#### [FRAGMENTO DEL TEXTO]
+===+
Elena, de 47 años, menor de cinco hermanos, es bipolar desde los 18. "La primera crisis la tuve a esa edad pero nadie sabía lo que me pasaba y tardaron 12 años en diagnosticarme", afirma.

Eran "otros tiempos", agrega. Hoy su vida laboral está dedicada al cuidado de las personas mayores y, también, al de sus padres, con los que vive en Peñalba de Castro (Burgos). Pero, sobre todo, trabaja consigo misma para mantener a raya su enfermedad.
"Sigo la medicación, tomo litio y un antipsicótico, pero sobre todo me cuido. Sé perfectamente cómo soy y lo que tengo que hacer [dormir lo suficiente, comer bien y hacer ejercicio] y lo que no". No ha participado en ningún programa de terapia de psicoeducación, pero ha recibido asesoramiento sobre este tratamiento por parte de su psiquiatra, a la que ve una vez cada tres meses.
"Todos los pacientes deben externalizar sus sentimientos y contar lo que les sucede para que les puedan ayudar", aconseja. Pero para que este deseo se convierta en realidad antes hay que vencer ciertos obstáculos. En palabras de José María Sánchez Monge, presidente de FEAFES (Confederación Española de Agrupaciones de Familiares y Personas con Enfermedad Mental), "se han superado muchos de ellos, ya que se ha conseguido que la sociedad y las administraciones tomen conciencia de la importancia y la trascendencia que tienen los problemas mentales, pero todavía hoy no está implantada en la mayoría de las comunidades la Estrategia de Salud Mental". Este plan fue aprobado el 11 de diciembre de 2006 por el Gobierno y las autonomías para mejorar la atención desde la sanidad pública, erradicar el estigma social de estos enfermos y fomentar la prevención en investigación en este campo.
+===+
#### [LÍNEAS PROPORCIONADAS]
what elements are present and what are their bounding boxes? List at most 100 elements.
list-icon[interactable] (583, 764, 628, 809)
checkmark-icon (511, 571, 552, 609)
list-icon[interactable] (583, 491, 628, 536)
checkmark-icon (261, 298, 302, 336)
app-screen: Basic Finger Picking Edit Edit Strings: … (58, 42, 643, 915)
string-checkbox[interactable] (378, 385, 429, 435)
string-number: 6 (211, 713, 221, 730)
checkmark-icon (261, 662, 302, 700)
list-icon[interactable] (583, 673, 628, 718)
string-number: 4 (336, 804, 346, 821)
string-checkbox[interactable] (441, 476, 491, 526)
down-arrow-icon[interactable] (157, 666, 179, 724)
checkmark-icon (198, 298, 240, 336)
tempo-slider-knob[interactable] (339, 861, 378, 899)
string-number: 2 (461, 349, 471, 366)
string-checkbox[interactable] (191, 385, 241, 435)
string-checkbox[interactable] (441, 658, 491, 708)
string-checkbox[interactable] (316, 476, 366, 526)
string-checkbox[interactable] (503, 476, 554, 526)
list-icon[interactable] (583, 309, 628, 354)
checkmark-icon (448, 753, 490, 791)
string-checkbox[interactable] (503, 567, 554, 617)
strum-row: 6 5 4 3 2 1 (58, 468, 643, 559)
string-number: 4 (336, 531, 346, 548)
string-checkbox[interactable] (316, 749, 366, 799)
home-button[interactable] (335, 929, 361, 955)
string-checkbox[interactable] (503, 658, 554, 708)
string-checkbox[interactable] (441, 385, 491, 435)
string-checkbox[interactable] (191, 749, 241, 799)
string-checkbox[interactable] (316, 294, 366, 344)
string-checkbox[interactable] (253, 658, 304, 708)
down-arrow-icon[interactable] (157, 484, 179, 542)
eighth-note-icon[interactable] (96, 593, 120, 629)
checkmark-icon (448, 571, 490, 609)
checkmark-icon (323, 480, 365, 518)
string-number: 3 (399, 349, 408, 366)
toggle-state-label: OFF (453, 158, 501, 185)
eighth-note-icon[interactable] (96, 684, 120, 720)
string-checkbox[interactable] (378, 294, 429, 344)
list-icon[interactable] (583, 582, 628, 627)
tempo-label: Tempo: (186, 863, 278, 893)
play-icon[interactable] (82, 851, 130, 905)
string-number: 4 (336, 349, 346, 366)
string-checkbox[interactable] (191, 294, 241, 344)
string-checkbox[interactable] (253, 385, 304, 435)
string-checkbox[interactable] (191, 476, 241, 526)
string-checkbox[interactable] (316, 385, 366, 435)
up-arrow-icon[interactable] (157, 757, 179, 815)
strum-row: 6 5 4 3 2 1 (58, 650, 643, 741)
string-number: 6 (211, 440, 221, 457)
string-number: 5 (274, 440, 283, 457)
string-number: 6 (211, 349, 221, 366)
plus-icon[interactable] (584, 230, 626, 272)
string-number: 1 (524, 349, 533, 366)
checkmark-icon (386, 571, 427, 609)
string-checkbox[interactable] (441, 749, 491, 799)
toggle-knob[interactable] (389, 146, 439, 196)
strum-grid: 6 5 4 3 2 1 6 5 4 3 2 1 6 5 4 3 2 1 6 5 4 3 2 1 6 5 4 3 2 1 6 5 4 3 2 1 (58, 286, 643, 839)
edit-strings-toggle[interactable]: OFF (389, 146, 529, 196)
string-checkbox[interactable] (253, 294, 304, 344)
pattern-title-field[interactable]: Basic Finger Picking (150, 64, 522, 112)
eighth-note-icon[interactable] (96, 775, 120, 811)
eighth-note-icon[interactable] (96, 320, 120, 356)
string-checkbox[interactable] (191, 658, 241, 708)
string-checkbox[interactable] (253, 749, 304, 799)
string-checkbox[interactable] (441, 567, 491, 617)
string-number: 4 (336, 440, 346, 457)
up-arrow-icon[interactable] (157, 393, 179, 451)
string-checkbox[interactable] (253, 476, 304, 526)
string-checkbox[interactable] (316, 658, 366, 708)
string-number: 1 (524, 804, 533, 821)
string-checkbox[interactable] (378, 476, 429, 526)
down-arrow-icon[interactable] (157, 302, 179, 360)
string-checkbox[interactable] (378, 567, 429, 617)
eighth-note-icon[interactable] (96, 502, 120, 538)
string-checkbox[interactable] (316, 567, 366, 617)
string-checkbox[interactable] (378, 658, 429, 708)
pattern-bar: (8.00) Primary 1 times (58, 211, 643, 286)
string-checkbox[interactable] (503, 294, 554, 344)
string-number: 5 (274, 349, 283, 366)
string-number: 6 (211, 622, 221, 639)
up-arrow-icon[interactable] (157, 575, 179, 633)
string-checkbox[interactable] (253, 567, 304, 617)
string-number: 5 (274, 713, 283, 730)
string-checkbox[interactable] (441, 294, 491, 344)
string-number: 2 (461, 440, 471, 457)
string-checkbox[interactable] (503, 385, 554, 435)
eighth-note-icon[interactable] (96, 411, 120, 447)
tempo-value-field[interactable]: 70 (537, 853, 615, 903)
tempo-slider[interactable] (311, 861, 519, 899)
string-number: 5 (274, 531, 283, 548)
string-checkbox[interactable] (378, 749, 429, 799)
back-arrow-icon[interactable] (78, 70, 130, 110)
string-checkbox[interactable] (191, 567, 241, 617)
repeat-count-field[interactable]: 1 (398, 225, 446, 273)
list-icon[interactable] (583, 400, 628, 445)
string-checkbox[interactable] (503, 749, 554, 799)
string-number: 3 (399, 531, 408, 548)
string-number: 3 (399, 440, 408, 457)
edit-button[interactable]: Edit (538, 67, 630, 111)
+===+
#### [TAREA ASIGNADA 1]
Responde según el texto sobre Elena:
(a) ¿Con quiénes vive Elena y en qué localidad?
(b) ¿Con qué frecuencia ve Elena a su psiquiatra?
(c) ¿En qué fecha se aprobó la Estrategia de Salud Mental?
#### [TAREA ASIGNADA 2]
Indica si cada afirmación concuerda con el texto sobre Elena y cita las palabras que lo deciden:
(a) A Elena la diagnosticaron a los 18 años.
(b) Elena ha participado en un programa de terapia de psicoeducación.
(c) José María Sánchez Monge preside FEAFES.
#### [TAREA ASIGNADA 3]
Reescribe el pasaje del texto sobre Elena que va de "Elena, de 47" a "raya su enfermedad.", ambos incluidos, y cambia el nombre "Elena" por "Marta".

#### [RESPUESTA ESPERADA 1]
(a) Con sus padres, en Peñalba de Castro (Burgos).
(b) Una vez cada tres meses.
(c) El 11 de diciembre de 2006.

#### [RESPUESTA ESPERADA 2]
(a) No: "tardaron 12 años en diagnosticarme".
(b) No: "No ha participado en ningún programa de terapia de psicoeducación".
(c) Sí: "José María Sánchez Monge, presidente de FEAFES".

#### [RESPUESTA ESPERADA 3]
Marta, de 47 años, menor de cinco hermanos, es bipolar desde los 18. "La primera crisis la tuve a esa edad pero nadie sabía lo que me pasaba y tardaron 12 años en diagnosticarme", afirma.

Eran "otros tiempos", agrega. Hoy su vida laboral está dedicada al cuidado de las personas mayores y, también, al de sus padres, con los que vive en Peñalba de Castro (Burgos). Pero, sobre todo, trabaja consigo misma para mantener a raya su enfermedad.